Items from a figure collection
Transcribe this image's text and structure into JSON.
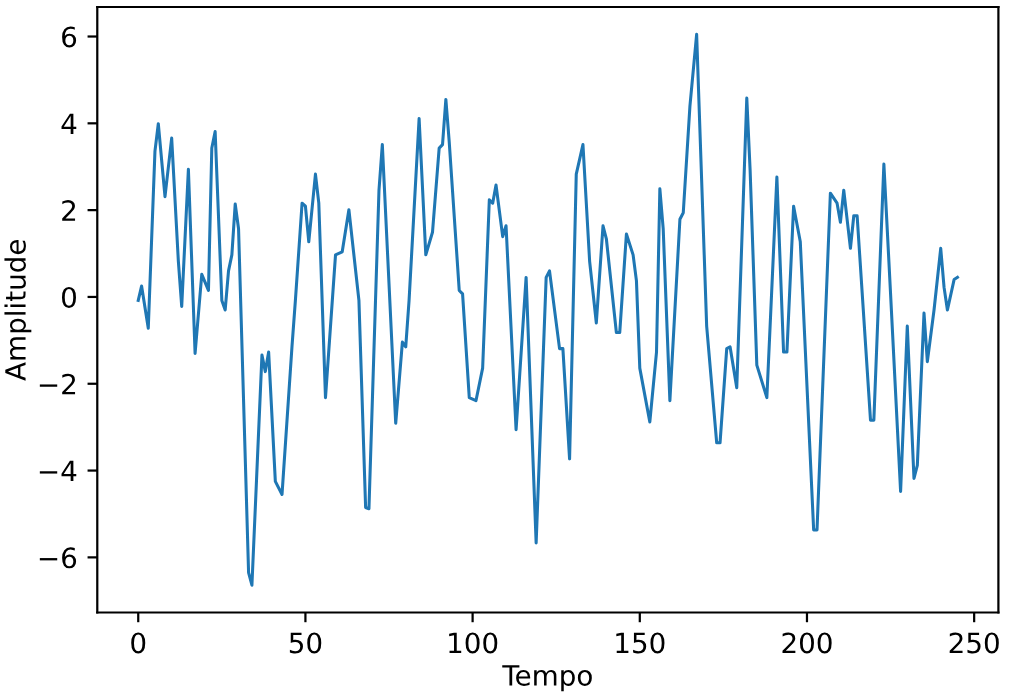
{
  "chart_data": {
    "type": "line",
    "xlabel": "Tempo",
    "ylabel": "Amplitude",
    "xlim": [
      -12.25,
      257.25
    ],
    "ylim": [
      -7.27,
      6.68
    ],
    "xticks": [
      0,
      50,
      100,
      150,
      200,
      250
    ],
    "yticks": [
      -6,
      -4,
      -2,
      0,
      2,
      4,
      6
    ],
    "grid": false,
    "legend": false,
    "series": [
      {
        "color": "#1f77b4",
        "x": [
          0,
          1,
          3,
          5,
          6,
          8,
          10,
          12,
          13,
          15,
          17,
          19,
          21,
          22,
          23,
          25,
          26,
          27,
          28,
          29,
          30,
          33,
          34,
          37,
          38,
          39,
          41,
          43,
          46,
          47,
          49,
          50,
          51,
          53,
          54,
          56,
          59,
          61,
          63,
          66,
          68,
          69,
          72,
          73,
          77,
          79,
          80,
          81,
          84,
          86,
          88,
          90,
          91,
          92,
          93,
          96,
          97,
          99,
          101,
          103,
          105,
          106,
          107,
          109,
          110,
          113,
          116,
          119,
          122,
          123,
          126,
          127,
          129,
          131,
          133,
          135,
          137,
          139,
          140,
          143,
          144,
          146,
          148,
          149,
          150,
          153,
          155,
          156,
          157,
          159,
          162,
          163,
          165,
          167,
          170,
          173,
          174,
          176,
          177,
          179,
          182,
          183,
          185,
          188,
          191,
          193,
          194,
          196,
          198,
          202,
          203,
          207,
          209,
          210,
          211,
          213,
          214,
          215,
          219,
          220,
          223,
          225,
          228,
          230,
          232,
          233,
          235,
          236,
          238,
          240,
          241,
          242,
          244,
          245
        ],
        "values": [
          -0.08,
          0.25,
          -0.72,
          3.36,
          3.99,
          2.31,
          3.66,
          0.82,
          -0.22,
          2.94,
          -1.3,
          0.52,
          0.15,
          3.43,
          3.81,
          -0.08,
          -0.3,
          0.6,
          0.97,
          2.14,
          1.57,
          -6.35,
          -6.64,
          -1.34,
          -1.72,
          -1.27,
          -4.25,
          -4.55,
          -1.12,
          -0.08,
          2.16,
          2.09,
          1.27,
          2.83,
          2.16,
          -2.32,
          0.97,
          1.04,
          2.01,
          -0.08,
          -4.85,
          -4.88,
          2.46,
          3.51,
          -2.91,
          -1.04,
          -1.15,
          -0.08,
          4.11,
          0.97,
          1.49,
          3.43,
          3.51,
          4.55,
          3.58,
          0.15,
          0.07,
          -2.32,
          -2.39,
          -1.64,
          2.24,
          2.16,
          2.58,
          1.39,
          1.64,
          -3.06,
          0.45,
          -5.67,
          0.45,
          0.6,
          -1.19,
          -1.19,
          -3.73,
          2.83,
          3.51,
          0.82,
          -0.6,
          1.64,
          1.34,
          -0.82,
          -0.82,
          1.45,
          0.97,
          0.37,
          -1.64,
          -2.88,
          -1.27,
          2.49,
          1.57,
          -2.39,
          1.79,
          1.94,
          4.4,
          6.05,
          -0.67,
          -3.36,
          -3.36,
          -1.19,
          -1.15,
          -2.09,
          4.58,
          2.91,
          -1.57,
          -2.32,
          2.76,
          -1.27,
          -1.27,
          2.09,
          1.27,
          -5.37,
          -5.37,
          2.39,
          2.16,
          1.72,
          2.46,
          1.12,
          1.87,
          1.87,
          -2.84,
          -2.84,
          3.06,
          0.07,
          -4.48,
          -0.67,
          -4.18,
          -3.88,
          -0.37,
          -1.49,
          -0.3,
          1.12,
          0.22,
          -0.3,
          0.4,
          0.45
        ]
      }
    ]
  }
}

EXERCISE REQUIREMENTS | Quote every line word for word and keep the images out of the copy.

OUTPUT OF THE EXERCISE |
Transcribe this image's text and structure into JSON.
{
  "chart_data": {
    "type": "line",
    "xlabel": "Tempo",
    "ylabel": "Amplitude",
    "xlim": [
      -12.25,
      257.25
    ],
    "ylim": [
      -7.27,
      6.68
    ],
    "xticks": [
      0,
      50,
      100,
      150,
      200,
      250
    ],
    "yticks": [
      -6,
      -4,
      -2,
      0,
      2,
      4,
      6
    ],
    "grid": false,
    "legend": false,
    "series": [
      {
        "color": "#1f77b4",
        "x": [
          0,
          1,
          3,
          5,
          6,
          8,
          10,
          12,
          13,
          15,
          17,
          19,
          21,
          22,
          23,
          25,
          26,
          27,
          28,
          29,
          30,
          33,
          34,
          37,
          38,
          39,
          41,
          43,
          46,
          47,
          49,
          50,
          51,
          53,
          54,
          56,
          59,
          61,
          63,
          66,
          68,
          69,
          72,
          73,
          77,
          79,
          80,
          81,
          84,
          86,
          88,
          90,
          91,
          92,
          93,
          96,
          97,
          99,
          101,
          103,
          105,
          106,
          107,
          109,
          110,
          113,
          116,
          119,
          122,
          123,
          126,
          127,
          129,
          131,
          133,
          135,
          137,
          139,
          140,
          143,
          144,
          146,
          148,
          149,
          150,
          153,
          155,
          156,
          157,
          159,
          162,
          163,
          165,
          167,
          170,
          173,
          174,
          176,
          177,
          179,
          182,
          183,
          185,
          188,
          191,
          193,
          194,
          196,
          198,
          202,
          203,
          207,
          209,
          210,
          211,
          213,
          214,
          215,
          219,
          220,
          223,
          225,
          228,
          230,
          232,
          233,
          235,
          236,
          238,
          240,
          241,
          242,
          244,
          245
        ],
        "values": [
          -0.08,
          0.25,
          -0.72,
          3.36,
          3.99,
          2.31,
          3.66,
          0.82,
          -0.22,
          2.94,
          -1.3,
          0.52,
          0.15,
          3.43,
          3.81,
          -0.08,
          -0.3,
          0.6,
          0.97,
          2.14,
          1.57,
          -6.35,
          -6.64,
          -1.34,
          -1.72,
          -1.27,
          -4.25,
          -4.55,
          -1.12,
          -0.08,
          2.16,
          2.09,
          1.27,
          2.83,
          2.16,
          -2.32,
          0.97,
          1.04,
          2.01,
          -0.08,
          -4.85,
          -4.88,
          2.46,
          3.51,
          -2.91,
          -1.04,
          -1.15,
          -0.08,
          4.11,
          0.97,
          1.49,
          3.43,
          3.51,
          4.55,
          3.58,
          0.15,
          0.07,
          -2.32,
          -2.39,
          -1.64,
          2.24,
          2.16,
          2.58,
          1.39,
          1.64,
          -3.06,
          0.45,
          -5.67,
          0.45,
          0.6,
          -1.19,
          -1.19,
          -3.73,
          2.83,
          3.51,
          0.82,
          -0.6,
          1.64,
          1.34,
          -0.82,
          -0.82,
          1.45,
          0.97,
          0.37,
          -1.64,
          -2.88,
          -1.27,
          2.49,
          1.57,
          -2.39,
          1.79,
          1.94,
          4.4,
          6.05,
          -0.67,
          -3.36,
          -3.36,
          -1.19,
          -1.15,
          -2.09,
          4.58,
          2.91,
          -1.57,
          -2.32,
          2.76,
          -1.27,
          -1.27,
          2.09,
          1.27,
          -5.37,
          -5.37,
          2.39,
          2.16,
          1.72,
          2.46,
          1.12,
          1.87,
          1.87,
          -2.84,
          -2.84,
          3.06,
          0.07,
          -4.48,
          -0.67,
          -4.18,
          -3.88,
          -0.37,
          -1.49,
          -0.3,
          1.12,
          0.22,
          -0.3,
          0.4,
          0.45
        ]
      }
    ]
  }
}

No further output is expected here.